▶ **Directions**
Copy every entry exactly.

▶ **Supplied records**
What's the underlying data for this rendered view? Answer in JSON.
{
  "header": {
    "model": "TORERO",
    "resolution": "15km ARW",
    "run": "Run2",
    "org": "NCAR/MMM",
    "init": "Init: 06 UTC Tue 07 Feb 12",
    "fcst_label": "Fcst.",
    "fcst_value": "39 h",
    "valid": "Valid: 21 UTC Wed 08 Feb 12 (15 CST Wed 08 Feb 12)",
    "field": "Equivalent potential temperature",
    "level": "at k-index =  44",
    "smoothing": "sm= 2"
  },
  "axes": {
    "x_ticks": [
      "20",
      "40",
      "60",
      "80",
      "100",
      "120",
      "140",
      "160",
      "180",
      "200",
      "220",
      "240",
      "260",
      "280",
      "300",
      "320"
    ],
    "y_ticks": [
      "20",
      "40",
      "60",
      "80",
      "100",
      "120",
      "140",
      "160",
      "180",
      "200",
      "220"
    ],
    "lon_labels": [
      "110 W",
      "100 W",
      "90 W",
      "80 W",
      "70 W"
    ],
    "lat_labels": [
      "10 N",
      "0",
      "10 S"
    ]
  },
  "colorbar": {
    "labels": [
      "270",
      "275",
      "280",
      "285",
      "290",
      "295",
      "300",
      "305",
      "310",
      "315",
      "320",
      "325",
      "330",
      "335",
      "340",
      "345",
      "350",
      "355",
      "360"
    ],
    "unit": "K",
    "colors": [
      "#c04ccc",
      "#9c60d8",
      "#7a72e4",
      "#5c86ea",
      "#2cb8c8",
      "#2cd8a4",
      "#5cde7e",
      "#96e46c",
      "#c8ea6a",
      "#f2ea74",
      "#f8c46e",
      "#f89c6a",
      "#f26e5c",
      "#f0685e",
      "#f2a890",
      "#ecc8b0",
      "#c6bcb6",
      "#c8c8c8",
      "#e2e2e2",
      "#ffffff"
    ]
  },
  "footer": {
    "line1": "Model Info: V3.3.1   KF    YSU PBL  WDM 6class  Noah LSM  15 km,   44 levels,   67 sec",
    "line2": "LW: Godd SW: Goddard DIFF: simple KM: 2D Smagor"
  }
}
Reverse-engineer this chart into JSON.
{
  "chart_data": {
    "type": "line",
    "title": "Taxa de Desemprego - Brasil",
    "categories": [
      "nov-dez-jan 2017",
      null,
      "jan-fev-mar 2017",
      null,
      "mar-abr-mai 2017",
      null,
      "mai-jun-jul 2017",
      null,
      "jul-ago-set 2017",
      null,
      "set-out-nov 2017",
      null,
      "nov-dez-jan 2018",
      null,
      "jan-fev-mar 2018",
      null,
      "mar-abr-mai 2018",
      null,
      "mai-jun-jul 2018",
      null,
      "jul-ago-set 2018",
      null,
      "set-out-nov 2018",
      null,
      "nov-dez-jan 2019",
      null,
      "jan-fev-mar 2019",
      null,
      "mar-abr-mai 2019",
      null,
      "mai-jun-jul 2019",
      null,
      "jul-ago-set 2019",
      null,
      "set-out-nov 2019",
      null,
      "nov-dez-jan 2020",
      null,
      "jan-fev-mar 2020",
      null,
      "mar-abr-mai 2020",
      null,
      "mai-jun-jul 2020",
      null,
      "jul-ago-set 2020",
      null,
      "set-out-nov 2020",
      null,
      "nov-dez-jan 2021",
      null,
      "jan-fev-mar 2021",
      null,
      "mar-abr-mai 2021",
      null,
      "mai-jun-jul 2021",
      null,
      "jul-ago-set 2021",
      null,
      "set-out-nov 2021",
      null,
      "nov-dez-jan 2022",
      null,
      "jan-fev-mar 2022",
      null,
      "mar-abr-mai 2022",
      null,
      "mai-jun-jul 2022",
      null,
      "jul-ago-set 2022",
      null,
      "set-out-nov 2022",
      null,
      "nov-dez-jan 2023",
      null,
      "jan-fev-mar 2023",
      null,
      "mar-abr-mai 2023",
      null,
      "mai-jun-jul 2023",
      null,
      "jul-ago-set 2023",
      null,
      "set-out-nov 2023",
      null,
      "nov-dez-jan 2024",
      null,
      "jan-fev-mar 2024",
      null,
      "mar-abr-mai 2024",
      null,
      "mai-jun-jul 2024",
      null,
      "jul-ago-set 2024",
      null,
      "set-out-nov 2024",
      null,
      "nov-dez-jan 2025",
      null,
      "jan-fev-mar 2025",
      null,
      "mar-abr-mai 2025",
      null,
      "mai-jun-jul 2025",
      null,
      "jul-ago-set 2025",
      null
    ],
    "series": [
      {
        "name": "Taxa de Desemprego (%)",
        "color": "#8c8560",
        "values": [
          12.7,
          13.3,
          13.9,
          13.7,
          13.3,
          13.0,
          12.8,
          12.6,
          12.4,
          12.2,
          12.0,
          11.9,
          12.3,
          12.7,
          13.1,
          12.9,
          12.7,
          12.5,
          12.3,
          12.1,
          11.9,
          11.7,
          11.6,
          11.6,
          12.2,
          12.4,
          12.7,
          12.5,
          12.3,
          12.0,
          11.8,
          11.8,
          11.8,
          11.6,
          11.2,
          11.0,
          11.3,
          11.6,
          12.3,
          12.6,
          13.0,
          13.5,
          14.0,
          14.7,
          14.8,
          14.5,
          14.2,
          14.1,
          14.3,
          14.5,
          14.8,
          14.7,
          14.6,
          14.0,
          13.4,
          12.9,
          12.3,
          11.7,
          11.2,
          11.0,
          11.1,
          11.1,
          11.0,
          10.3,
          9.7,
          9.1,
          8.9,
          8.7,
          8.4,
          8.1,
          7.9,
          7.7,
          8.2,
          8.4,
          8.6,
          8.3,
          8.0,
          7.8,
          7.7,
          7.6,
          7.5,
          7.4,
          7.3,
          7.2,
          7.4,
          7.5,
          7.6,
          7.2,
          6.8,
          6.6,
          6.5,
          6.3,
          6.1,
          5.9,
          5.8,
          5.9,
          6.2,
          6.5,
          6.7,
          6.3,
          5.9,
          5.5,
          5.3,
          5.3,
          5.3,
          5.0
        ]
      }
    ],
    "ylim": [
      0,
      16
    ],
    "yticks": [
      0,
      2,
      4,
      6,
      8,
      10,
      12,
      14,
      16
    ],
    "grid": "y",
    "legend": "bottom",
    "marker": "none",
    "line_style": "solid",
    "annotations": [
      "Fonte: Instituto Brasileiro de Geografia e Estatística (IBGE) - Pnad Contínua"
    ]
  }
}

▶ **Full output**
What's the underlying data for this rendered view? Answer in JSON.
{
  "header": {
    "model": "TORERO",
    "resolution": "15km ARW",
    "run": "Run2",
    "org": "NCAR/MMM",
    "init": "Init: 06 UTC Tue 07 Feb 12",
    "fcst_label": "Fcst.",
    "fcst_value": "39 h",
    "valid": "Valid: 21 UTC Wed 08 Feb 12 (15 CST Wed 08 Feb 12)",
    "field": "Equivalent potential temperature",
    "level": "at k-index =  44",
    "smoothing": "sm= 2"
  },
  "axes": {
    "x_ticks": [
      "20",
      "40",
      "60",
      "80",
      "100",
      "120",
      "140",
      "160",
      "180",
      "200",
      "220",
      "240",
      "260",
      "280",
      "300",
      "320"
    ],
    "y_ticks": [
      "20",
      "40",
      "60",
      "80",
      "100",
      "120",
      "140",
      "160",
      "180",
      "200",
      "220"
    ],
    "lon_labels": [
      "110 W",
      "100 W",
      "90 W",
      "80 W",
      "70 W"
    ],
    "lat_labels": [
      "10 N",
      "0",
      "10 S"
    ]
  },
  "colorbar": {
    "labels": [
      "270",
      "275",
      "280",
      "285",
      "290",
      "295",
      "300",
      "305",
      "310",
      "315",
      "320",
      "325",
      "330",
      "335",
      "340",
      "345",
      "350",
      "355",
      "360"
    ],
    "unit": "K",
    "colors": [
      "#c04ccc",
      "#9c60d8",
      "#7a72e4",
      "#5c86ea",
      "#2cb8c8",
      "#2cd8a4",
      "#5cde7e",
      "#96e46c",
      "#c8ea6a",
      "#f2ea74",
      "#f8c46e",
      "#f89c6a",
      "#f26e5c",
      "#f0685e",
      "#f2a890",
      "#ecc8b0",
      "#c6bcb6",
      "#c8c8c8",
      "#e2e2e2",
      "#ffffff"
    ]
  },
  "footer": {
    "line1": "Model Info: V3.3.1   KF    YSU PBL  WDM 6class  Noah LSM  15 km,   44 levels,   67 sec",
    "line2": "LW: Godd SW: Goddard DIFF: simple KM: 2D Smagor"
  }
}
Reverse-engineer this chart into JSON.
{
  "chart_data": {
    "type": "line",
    "title": "Taxa de Desemprego - Brasil",
    "categories": [
      "nov-dez-jan 2017",
      null,
      "jan-fev-mar 2017",
      null,
      "mar-abr-mai 2017",
      null,
      "mai-jun-jul 2017",
      null,
      "jul-ago-set 2017",
      null,
      "set-out-nov 2017",
      null,
      "nov-dez-jan 2018",
      null,
      "jan-fev-mar 2018",
      null,
      "mar-abr-mai 2018",
      null,
      "mai-jun-jul 2018",
      null,
      "jul-ago-set 2018",
      null,
      "set-out-nov 2018",
      null,
      "nov-dez-jan 2019",
      null,
      "jan-fev-mar 2019",
      null,
      "mar-abr-mai 2019",
      null,
      "mai-jun-jul 2019",
      null,
      "jul-ago-set 2019",
      null,
      "set-out-nov 2019",
      null,
      "nov-dez-jan 2020",
      null,
      "jan-fev-mar 2020",
      null,
      "mar-abr-mai 2020",
      null,
      "mai-jun-jul 2020",
      null,
      "jul-ago-set 2020",
      null,
      "set-out-nov 2020",
      null,
      "nov-dez-jan 2021",
      null,
      "jan-fev-mar 2021",
      null,
      "mar-abr-mai 2021",
      null,
      "mai-jun-jul 2021",
      null,
      "jul-ago-set 2021",
      null,
      "set-out-nov 2021",
      null,
      "nov-dez-jan 2022",
      null,
      "jan-fev-mar 2022",
      null,
      "mar-abr-mai 2022",
      null,
      "mai-jun-jul 2022",
      null,
      "jul-ago-set 2022",
      null,
      "set-out-nov 2022",
      null,
      "nov-dez-jan 2023",
      null,
      "jan-fev-mar 2023",
      null,
      "mar-abr-mai 2023",
      null,
      "mai-jun-jul 2023",
      null,
      "jul-ago-set 2023",
      null,
      "set-out-nov 2023",
      null,
      "nov-dez-jan 2024",
      null,
      "jan-fev-mar 2024",
      null,
      "mar-abr-mai 2024",
      null,
      "mai-jun-jul 2024",
      null,
      "jul-ago-set 2024",
      null,
      "set-out-nov 2024",
      null,
      "nov-dez-jan 2025",
      null,
      "jan-fev-mar 2025",
      null,
      "mar-abr-mai 2025",
      null,
      "mai-jun-jul 2025",
      null,
      "jul-ago-set 2025",
      null
    ],
    "series": [
      {
        "name": "Taxa de Desemprego (%)",
        "color": "#8c8560",
        "values": [
          12.7,
          13.3,
          13.9,
          13.7,
          13.3,
          13.0,
          12.8,
          12.6,
          12.4,
          12.2,
          12.0,
          11.9,
          12.3,
          12.7,
          13.1,
          12.9,
          12.7,
          12.5,
          12.3,
          12.1,
          11.9,
          11.7,
          11.6,
          11.6,
          12.2,
          12.4,
          12.7,
          12.5,
          12.3,
          12.0,
          11.8,
          11.8,
          11.8,
          11.6,
          11.2,
          11.0,
          11.3,
          11.6,
          12.3,
          12.6,
          13.0,
          13.5,
          14.0,
          14.7,
          14.8,
          14.5,
          14.2,
          14.1,
          14.3,
          14.5,
          14.8,
          14.7,
          14.6,
          14.0,
          13.4,
          12.9,
          12.3,
          11.7,
          11.2,
          11.0,
          11.1,
          11.1,
          11.0,
          10.3,
          9.7,
          9.1,
          8.9,
          8.7,
          8.4,
          8.1,
          7.9,
          7.7,
          8.2,
          8.4,
          8.6,
          8.3,
          8.0,
          7.8,
          7.7,
          7.6,
          7.5,
          7.4,
          7.3,
          7.2,
          7.4,
          7.5,
          7.6,
          7.2,
          6.8,
          6.6,
          6.5,
          6.3,
          6.1,
          5.9,
          5.8,
          5.9,
          6.2,
          6.5,
          6.7,
          6.3,
          5.9,
          5.5,
          5.3,
          5.3,
          5.3,
          5.0
        ]
      }
    ],
    "ylim": [
      0,
      16
    ],
    "yticks": [
      0,
      2,
      4,
      6,
      8,
      10,
      12,
      14,
      16
    ],
    "grid": "y",
    "legend": "bottom",
    "marker": "none",
    "line_style": "solid",
    "annotations": [
      "Fonte: Instituto Brasileiro de Geografia e Estatística (IBGE) - Pnad Contínua"
    ]
  }
}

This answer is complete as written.